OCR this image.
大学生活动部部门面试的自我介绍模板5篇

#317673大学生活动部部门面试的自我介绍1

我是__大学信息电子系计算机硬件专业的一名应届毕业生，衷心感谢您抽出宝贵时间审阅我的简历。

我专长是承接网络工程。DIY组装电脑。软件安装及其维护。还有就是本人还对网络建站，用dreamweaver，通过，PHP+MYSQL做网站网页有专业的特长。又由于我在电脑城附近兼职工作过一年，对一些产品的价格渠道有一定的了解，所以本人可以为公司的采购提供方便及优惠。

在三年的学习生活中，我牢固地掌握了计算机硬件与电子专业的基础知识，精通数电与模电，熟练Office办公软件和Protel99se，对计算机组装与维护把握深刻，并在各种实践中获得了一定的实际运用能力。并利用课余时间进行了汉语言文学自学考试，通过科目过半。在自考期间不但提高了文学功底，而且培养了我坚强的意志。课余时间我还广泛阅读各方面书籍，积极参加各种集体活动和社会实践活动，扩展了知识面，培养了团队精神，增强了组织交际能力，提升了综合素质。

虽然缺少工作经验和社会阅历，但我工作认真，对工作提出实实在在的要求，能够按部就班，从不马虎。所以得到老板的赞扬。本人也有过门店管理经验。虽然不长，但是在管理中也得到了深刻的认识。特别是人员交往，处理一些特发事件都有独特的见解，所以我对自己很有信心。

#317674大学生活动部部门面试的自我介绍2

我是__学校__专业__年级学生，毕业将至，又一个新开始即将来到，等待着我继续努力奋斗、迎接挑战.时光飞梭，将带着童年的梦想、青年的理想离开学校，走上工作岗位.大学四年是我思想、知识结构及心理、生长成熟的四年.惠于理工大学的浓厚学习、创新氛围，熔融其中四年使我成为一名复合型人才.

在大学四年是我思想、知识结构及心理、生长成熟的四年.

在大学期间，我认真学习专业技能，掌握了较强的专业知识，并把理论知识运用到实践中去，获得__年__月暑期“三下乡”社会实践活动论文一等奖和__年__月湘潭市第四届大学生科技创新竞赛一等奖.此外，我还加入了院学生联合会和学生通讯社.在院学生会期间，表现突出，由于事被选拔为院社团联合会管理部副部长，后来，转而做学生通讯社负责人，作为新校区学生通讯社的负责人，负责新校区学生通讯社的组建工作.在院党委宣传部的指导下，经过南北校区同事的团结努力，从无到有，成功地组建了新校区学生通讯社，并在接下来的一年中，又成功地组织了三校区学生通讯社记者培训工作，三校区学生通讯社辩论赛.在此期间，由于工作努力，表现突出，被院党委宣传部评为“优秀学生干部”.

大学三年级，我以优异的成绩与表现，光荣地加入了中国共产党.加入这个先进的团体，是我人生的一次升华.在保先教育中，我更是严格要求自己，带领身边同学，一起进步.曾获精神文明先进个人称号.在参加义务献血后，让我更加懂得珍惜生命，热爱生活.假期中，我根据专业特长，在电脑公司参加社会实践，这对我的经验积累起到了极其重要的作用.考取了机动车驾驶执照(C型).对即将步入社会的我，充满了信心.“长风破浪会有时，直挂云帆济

_What the task requires_
Gather each line from the listing above that holds "生长成熟的四年".

_Correct answer_
我是__学校__专业__年级学生，毕业将至，又一个新开始即将来到，等待着我继续努力奋斗、迎接挑战.时光飞梭，将带着童年的梦想、青年的理想离开学校，走上工作岗位.大学四年是我思想、知识结构及心理、生长成熟的四年.惠于理工大学的浓厚学习、创新氛围，熔融其中四年使我成为一名复合型人才.
在大学四年是我思想、知识结构及心理、生长成熟的四年.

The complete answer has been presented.